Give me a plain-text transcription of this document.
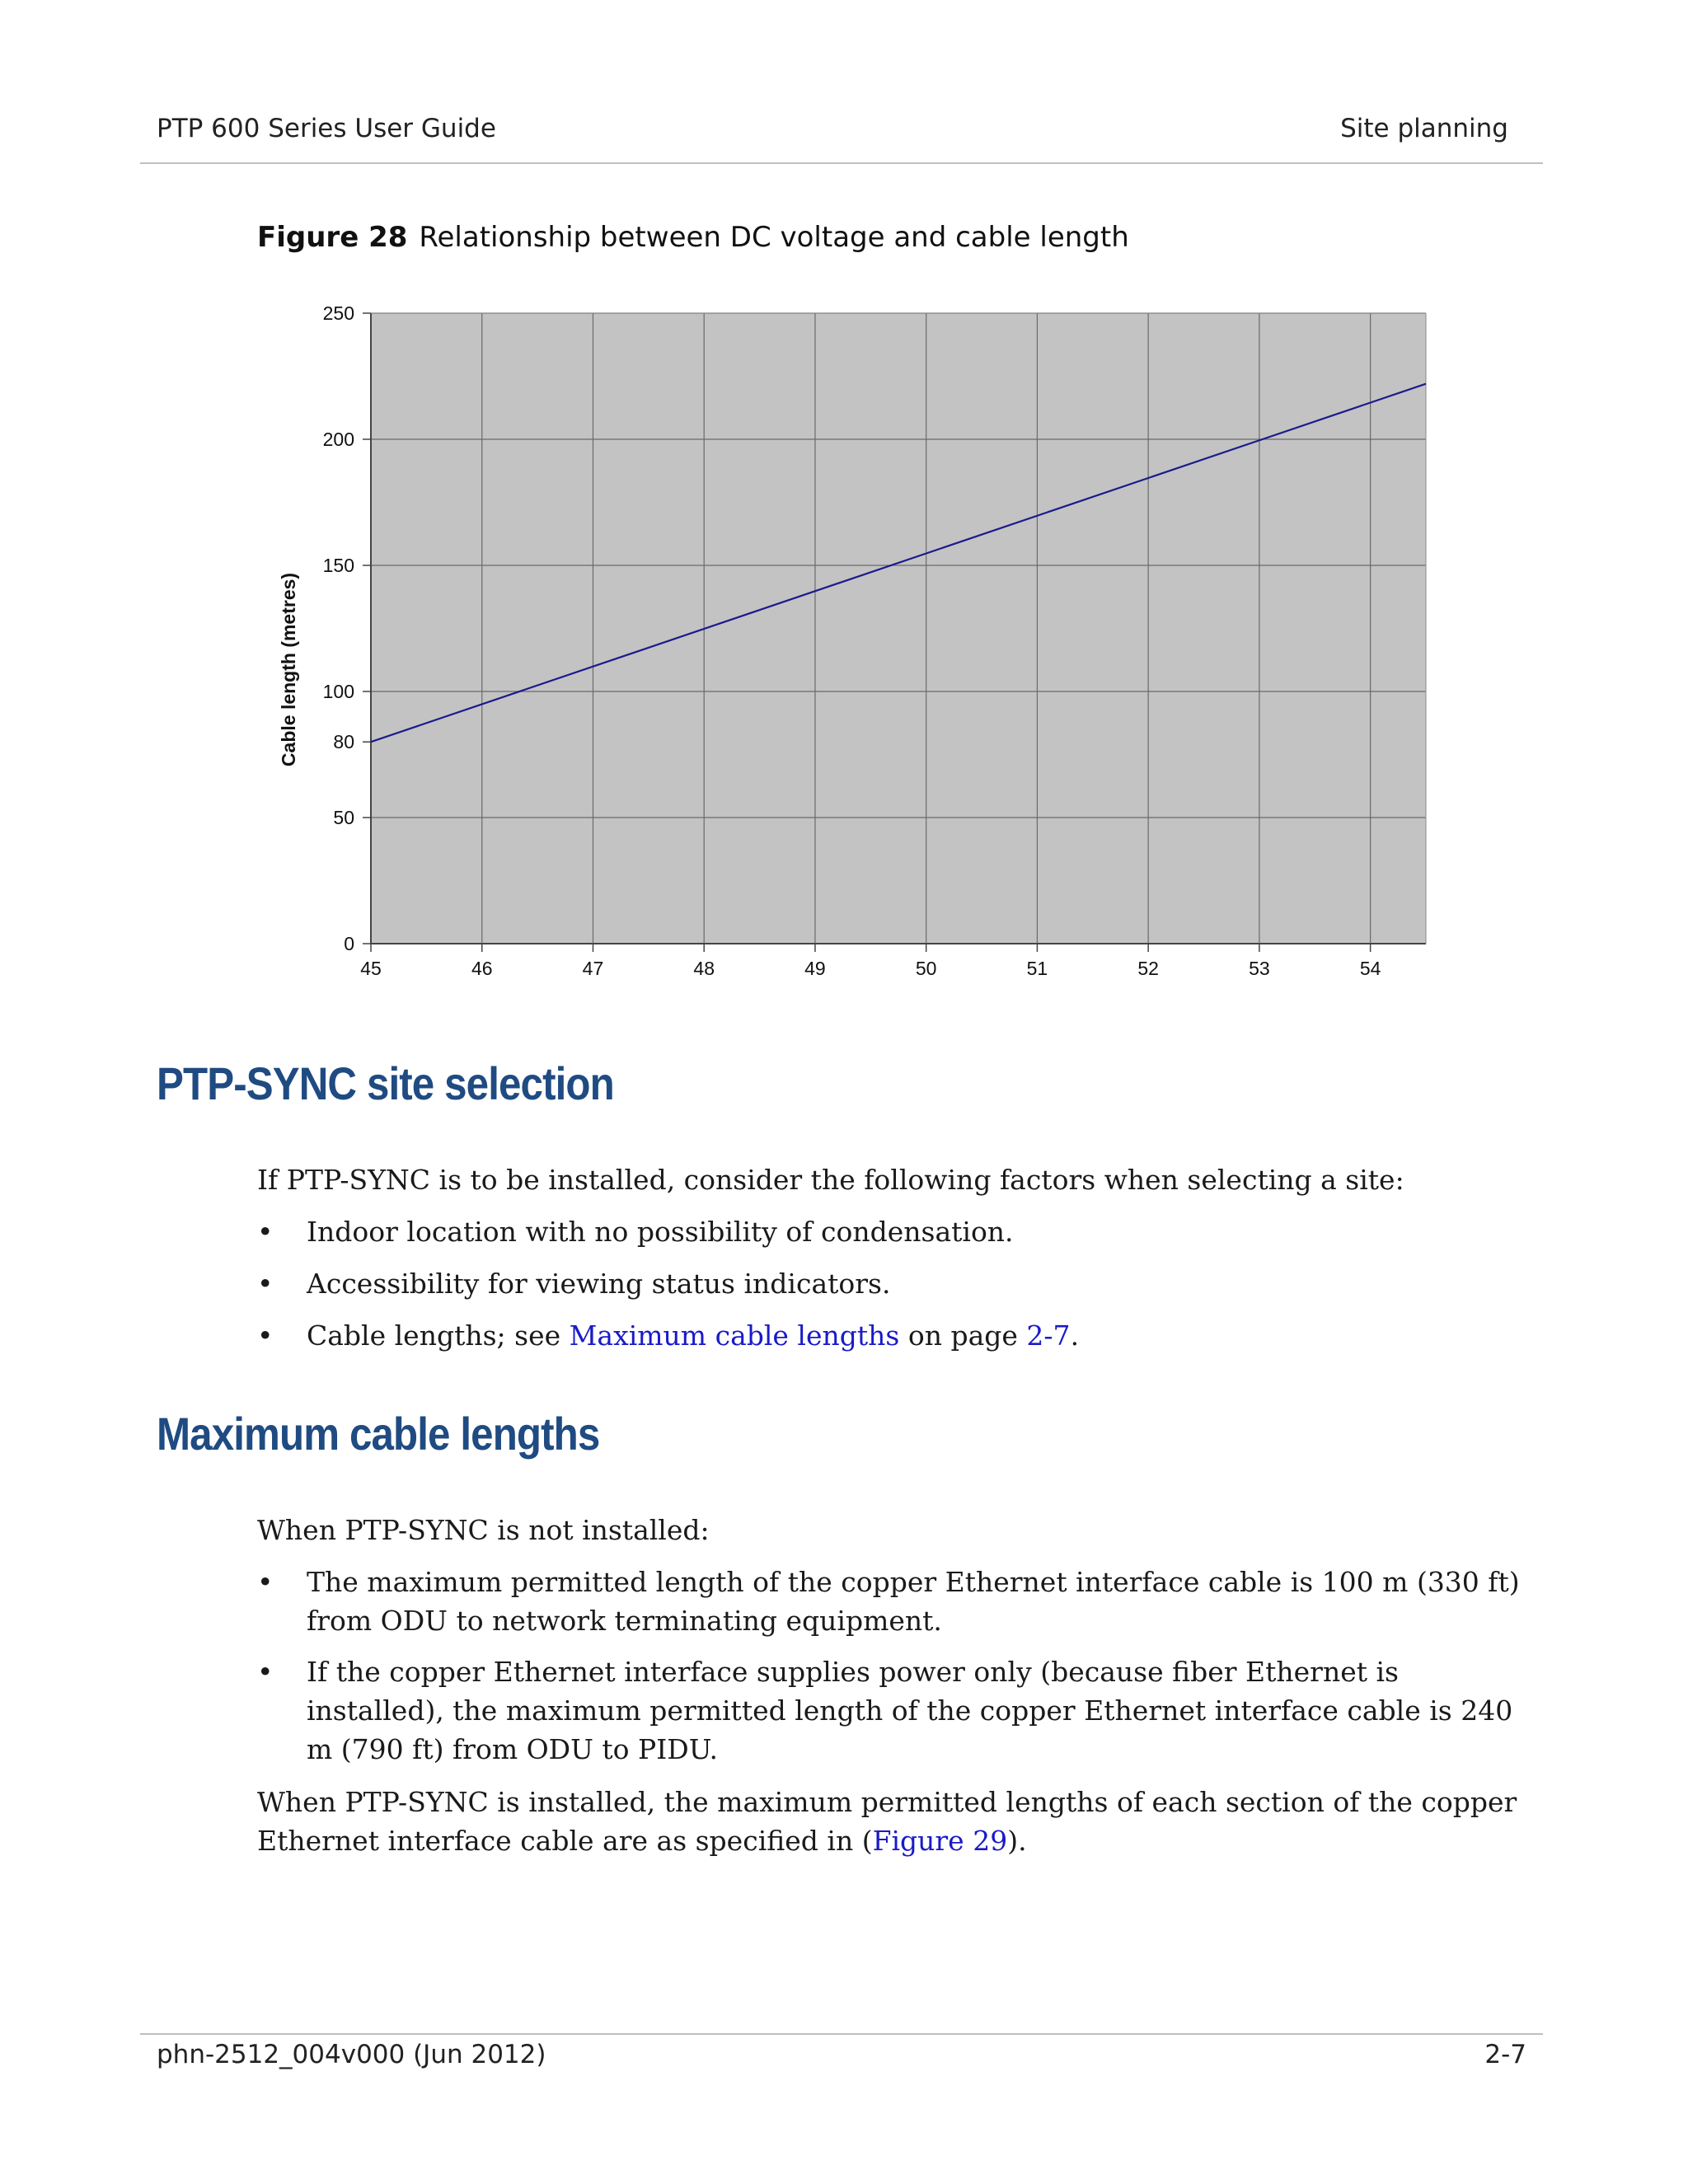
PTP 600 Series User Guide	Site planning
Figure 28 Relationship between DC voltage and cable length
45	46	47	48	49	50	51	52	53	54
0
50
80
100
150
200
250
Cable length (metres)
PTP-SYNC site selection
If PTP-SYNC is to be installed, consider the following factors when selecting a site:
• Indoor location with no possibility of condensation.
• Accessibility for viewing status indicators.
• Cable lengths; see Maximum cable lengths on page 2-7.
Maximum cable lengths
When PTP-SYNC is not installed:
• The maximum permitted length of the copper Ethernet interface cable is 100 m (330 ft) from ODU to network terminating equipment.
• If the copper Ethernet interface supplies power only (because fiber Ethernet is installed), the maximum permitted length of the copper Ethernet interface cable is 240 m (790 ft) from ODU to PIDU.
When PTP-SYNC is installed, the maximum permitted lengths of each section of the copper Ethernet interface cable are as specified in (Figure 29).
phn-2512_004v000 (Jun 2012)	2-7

*-*-*

→ **Short problem**
Skip every picture and transcribe the data above exactly.

→ **Solution for this problem**
Give me a plain-text transcription of this document.
PTP 600 Series User Guide	Site planning
Figure 28 Relationship between DC voltage and cable length
45	46	47	48	49	50	51	52	53	54
0
50
80
100
150
200
250
Cable length (metres)
PTP-SYNC site selection
If PTP-SYNC is to be installed, consider the following factors when selecting a site:
• Indoor location with no possibility of condensation.
• Accessibility for viewing status indicators.
• Cable lengths; see Maximum cable lengths on page 2-7.
Maximum cable lengths
When PTP-SYNC is not installed:
• The maximum permitted length of the copper Ethernet interface cable is 100 m (330 ft) from ODU to network terminating equipment.
• If the copper Ethernet interface supplies power only (because fiber Ethernet is installed), the maximum permitted length of the copper Ethernet interface cable is 240 m (790 ft) from ODU to PIDU.
When PTP-SYNC is installed, the maximum permitted lengths of each section of the copper Ethernet interface cable are as specified in (Figure 29).
phn-2512_004v000 (Jun 2012)	2-7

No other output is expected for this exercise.